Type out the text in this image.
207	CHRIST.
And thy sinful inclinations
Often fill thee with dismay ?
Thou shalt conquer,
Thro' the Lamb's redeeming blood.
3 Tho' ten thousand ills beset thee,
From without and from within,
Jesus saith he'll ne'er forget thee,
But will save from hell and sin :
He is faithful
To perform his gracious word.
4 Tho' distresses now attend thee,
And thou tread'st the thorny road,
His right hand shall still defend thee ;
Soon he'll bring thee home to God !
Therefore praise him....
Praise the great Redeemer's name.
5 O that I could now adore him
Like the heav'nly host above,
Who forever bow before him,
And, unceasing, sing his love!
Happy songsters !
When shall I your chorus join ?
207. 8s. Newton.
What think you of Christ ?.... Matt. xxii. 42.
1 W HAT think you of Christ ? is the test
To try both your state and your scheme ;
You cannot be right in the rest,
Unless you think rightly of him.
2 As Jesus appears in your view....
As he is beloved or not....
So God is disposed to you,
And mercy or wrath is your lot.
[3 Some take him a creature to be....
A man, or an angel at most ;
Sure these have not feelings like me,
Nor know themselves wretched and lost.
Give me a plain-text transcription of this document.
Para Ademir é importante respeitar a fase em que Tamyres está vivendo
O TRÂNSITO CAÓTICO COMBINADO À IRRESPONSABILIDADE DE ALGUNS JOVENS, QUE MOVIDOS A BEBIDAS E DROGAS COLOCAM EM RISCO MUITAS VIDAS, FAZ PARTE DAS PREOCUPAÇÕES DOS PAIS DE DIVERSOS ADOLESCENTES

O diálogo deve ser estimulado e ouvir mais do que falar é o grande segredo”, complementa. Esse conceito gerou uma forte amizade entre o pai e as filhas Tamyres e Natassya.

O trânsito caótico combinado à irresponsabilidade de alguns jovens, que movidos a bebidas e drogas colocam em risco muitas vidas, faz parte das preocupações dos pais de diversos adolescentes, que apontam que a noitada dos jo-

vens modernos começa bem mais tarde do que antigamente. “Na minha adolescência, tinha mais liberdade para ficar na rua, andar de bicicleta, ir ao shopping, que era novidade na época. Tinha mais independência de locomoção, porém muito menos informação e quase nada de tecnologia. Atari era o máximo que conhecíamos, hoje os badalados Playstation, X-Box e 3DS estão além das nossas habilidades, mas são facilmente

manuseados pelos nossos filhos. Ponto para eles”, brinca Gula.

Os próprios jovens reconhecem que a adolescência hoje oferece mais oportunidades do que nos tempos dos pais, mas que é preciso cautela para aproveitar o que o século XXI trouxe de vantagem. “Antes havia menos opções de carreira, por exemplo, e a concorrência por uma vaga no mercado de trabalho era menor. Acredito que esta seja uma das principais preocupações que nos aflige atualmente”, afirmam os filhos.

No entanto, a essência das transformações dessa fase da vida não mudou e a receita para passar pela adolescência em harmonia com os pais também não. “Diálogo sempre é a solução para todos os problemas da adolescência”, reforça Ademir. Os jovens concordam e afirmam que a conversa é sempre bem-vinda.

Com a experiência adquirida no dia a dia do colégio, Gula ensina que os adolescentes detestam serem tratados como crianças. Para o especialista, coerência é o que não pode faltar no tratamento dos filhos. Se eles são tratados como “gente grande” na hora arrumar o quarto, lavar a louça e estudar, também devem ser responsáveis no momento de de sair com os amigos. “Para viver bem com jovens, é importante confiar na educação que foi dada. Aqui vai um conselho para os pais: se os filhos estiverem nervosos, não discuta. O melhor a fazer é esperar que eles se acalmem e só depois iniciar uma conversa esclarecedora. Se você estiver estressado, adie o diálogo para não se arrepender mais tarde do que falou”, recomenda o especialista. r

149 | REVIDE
+-------+
Where a line in the entries holds the word "your", copy that line.

* _RESULT OF THE EXERCISE_:
When shall I your chorus join ?
To try both your state and your scheme ;
2 As Jesus appears in your view....
And mercy or wrath is your lot.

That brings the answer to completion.